*Job:* Output the data below in full, byte for byte. Nothing may differ.

*Provided data:*
════════
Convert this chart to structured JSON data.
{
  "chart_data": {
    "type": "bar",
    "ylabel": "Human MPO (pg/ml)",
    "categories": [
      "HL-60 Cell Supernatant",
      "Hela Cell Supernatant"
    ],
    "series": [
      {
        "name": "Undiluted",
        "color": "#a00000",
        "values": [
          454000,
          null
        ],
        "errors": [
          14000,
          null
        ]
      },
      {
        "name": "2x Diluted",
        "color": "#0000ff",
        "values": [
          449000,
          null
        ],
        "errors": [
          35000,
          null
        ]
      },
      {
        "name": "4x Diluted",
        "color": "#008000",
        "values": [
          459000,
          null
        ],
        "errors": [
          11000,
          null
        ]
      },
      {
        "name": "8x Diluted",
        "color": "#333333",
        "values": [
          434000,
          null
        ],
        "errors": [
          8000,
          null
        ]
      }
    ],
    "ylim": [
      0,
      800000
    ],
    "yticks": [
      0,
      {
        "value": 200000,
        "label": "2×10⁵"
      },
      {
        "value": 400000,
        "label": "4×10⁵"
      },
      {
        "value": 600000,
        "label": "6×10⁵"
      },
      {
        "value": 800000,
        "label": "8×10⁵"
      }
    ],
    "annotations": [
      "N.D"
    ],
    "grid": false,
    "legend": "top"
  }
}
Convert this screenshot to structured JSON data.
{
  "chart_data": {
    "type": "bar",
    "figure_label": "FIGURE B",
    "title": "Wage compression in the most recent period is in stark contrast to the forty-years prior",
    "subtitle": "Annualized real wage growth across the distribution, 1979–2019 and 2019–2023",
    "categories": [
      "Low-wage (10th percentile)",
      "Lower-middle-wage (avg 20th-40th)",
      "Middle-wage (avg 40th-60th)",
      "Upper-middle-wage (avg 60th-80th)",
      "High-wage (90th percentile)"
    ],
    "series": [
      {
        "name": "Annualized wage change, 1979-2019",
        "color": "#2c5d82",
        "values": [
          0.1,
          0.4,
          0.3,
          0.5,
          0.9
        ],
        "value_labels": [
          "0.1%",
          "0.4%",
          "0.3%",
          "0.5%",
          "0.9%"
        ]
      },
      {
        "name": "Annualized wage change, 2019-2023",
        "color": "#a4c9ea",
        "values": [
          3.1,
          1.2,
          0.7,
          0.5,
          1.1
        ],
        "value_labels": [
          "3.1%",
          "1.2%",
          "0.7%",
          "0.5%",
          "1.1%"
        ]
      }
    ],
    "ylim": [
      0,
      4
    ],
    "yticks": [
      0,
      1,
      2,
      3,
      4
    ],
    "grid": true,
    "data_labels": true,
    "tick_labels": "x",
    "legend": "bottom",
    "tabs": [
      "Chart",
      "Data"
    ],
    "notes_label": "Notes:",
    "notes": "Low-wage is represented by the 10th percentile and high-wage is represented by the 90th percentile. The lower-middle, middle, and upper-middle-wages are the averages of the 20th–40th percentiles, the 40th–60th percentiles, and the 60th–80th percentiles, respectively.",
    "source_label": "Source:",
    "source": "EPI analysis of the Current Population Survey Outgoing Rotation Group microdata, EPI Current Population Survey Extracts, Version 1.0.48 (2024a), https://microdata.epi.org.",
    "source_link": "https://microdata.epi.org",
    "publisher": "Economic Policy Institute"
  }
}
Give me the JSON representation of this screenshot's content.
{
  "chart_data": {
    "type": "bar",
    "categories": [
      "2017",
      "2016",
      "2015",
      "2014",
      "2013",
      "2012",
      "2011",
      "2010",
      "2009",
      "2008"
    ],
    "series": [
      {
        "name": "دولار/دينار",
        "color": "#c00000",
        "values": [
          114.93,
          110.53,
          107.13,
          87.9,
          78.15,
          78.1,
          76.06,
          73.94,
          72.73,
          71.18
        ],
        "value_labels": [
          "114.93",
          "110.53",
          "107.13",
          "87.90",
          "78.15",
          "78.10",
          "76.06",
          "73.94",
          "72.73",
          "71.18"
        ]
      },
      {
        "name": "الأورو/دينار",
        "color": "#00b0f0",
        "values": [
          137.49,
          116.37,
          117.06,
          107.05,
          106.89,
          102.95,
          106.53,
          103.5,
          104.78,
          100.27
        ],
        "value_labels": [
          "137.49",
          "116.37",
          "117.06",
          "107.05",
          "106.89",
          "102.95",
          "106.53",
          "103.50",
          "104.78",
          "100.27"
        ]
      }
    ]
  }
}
════════
*Written solution:*
Convert this chart to structured JSON data.
{
  "chart_data": {
    "type": "bar",
    "ylabel": "Human MPO (pg/ml)",
    "categories": [
      "HL-60 Cell Supernatant",
      "Hela Cell Supernatant"
    ],
    "series": [
      {
        "name": "Undiluted",
        "color": "#a00000",
        "values": [
          454000,
          null
        ],
        "errors": [
          14000,
          null
        ]
      },
      {
        "name": "2x Diluted",
        "color": "#0000ff",
        "values": [
          449000,
          null
        ],
        "errors": [
          35000,
          null
        ]
      },
      {
        "name": "4x Diluted",
        "color": "#008000",
        "values": [
          459000,
          null
        ],
        "errors": [
          11000,
          null
        ]
      },
      {
        "name": "8x Diluted",
        "color": "#333333",
        "values": [
          434000,
          null
        ],
        "errors": [
          8000,
          null
        ]
      }
    ],
    "ylim": [
      0,
      800000
    ],
    "yticks": [
      0,
      {
        "value": 200000,
        "label": "2×10⁵"
      },
      {
        "value": 400000,
        "label": "4×10⁵"
      },
      {
        "value": 600000,
        "label": "6×10⁵"
      },
      {
        "value": 800000,
        "label": "8×10⁵"
      }
    ],
    "annotations": [
      "N.D"
    ],
    "grid": false,
    "legend": "top"
  }
}
Convert this screenshot to structured JSON data.
{
  "chart_data": {
    "type": "bar",
    "figure_label": "FIGURE B",
    "title": "Wage compression in the most recent period is in stark contrast to the forty-years prior",
    "subtitle": "Annualized real wage growth across the distribution, 1979–2019 and 2019–2023",
    "categories": [
      "Low-wage (10th percentile)",
      "Lower-middle-wage (avg 20th-40th)",
      "Middle-wage (avg 40th-60th)",
      "Upper-middle-wage (avg 60th-80th)",
      "High-wage (90th percentile)"
    ],
    "series": [
      {
        "name": "Annualized wage change, 1979-2019",
        "color": "#2c5d82",
        "values": [
          0.1,
          0.4,
          0.3,
          0.5,
          0.9
        ],
        "value_labels": [
          "0.1%",
          "0.4%",
          "0.3%",
          "0.5%",
          "0.9%"
        ]
      },
      {
        "name": "Annualized wage change, 2019-2023",
        "color": "#a4c9ea",
        "values": [
          3.1,
          1.2,
          0.7,
          0.5,
          1.1
        ],
        "value_labels": [
          "3.1%",
          "1.2%",
          "0.7%",
          "0.5%",
          "1.1%"
        ]
      }
    ],
    "ylim": [
      0,
      4
    ],
    "yticks": [
      0,
      1,
      2,
      3,
      4
    ],
    "grid": true,
    "data_labels": true,
    "tick_labels": "x",
    "legend": "bottom",
    "tabs": [
      "Chart",
      "Data"
    ],
    "notes_label": "Notes:",
    "notes": "Low-wage is represented by the 10th percentile and high-wage is represented by the 90th percentile. The lower-middle, middle, and upper-middle-wages are the averages of the 20th–40th percentiles, the 40th–60th percentiles, and the 60th–80th percentiles, respectively.",
    "source_label": "Source:",
    "source": "EPI analysis of the Current Population Survey Outgoing Rotation Group microdata, EPI Current Population Survey Extracts, Version 1.0.48 (2024a), https://microdata.epi.org.",
    "source_link": "https://microdata.epi.org",
    "publisher": "Economic Policy Institute"
  }
}
Give me the JSON representation of this screenshot's content.
{
  "chart_data": {
    "type": "bar",
    "categories": [
      "2017",
      "2016",
      "2015",
      "2014",
      "2013",
      "2012",
      "2011",
      "2010",
      "2009",
      "2008"
    ],
    "series": [
      {
        "name": "دولار/دينار",
        "color": "#c00000",
        "values": [
          114.93,
          110.53,
          107.13,
          87.9,
          78.15,
          78.1,
          76.06,
          73.94,
          72.73,
          71.18
        ],
        "value_labels": [
          "114.93",
          "110.53",
          "107.13",
          "87.90",
          "78.15",
          "78.10",
          "76.06",
          "73.94",
          "72.73",
          "71.18"
        ]
      },
      {
        "name": "الأورو/دينار",
        "color": "#00b0f0",
        "values": [
          137.49,
          116.37,
          117.06,
          107.05,
          106.89,
          102.95,
          106.53,
          103.5,
          104.78,
          100.27
        ],
        "value_labels": [
          "137.49",
          "116.37",
          "117.06",
          "107.05",
          "106.89",
          "102.95",
          "106.53",
          "103.50",
          "104.78",
          "100.27"
        ]
      }
    ]
  }
}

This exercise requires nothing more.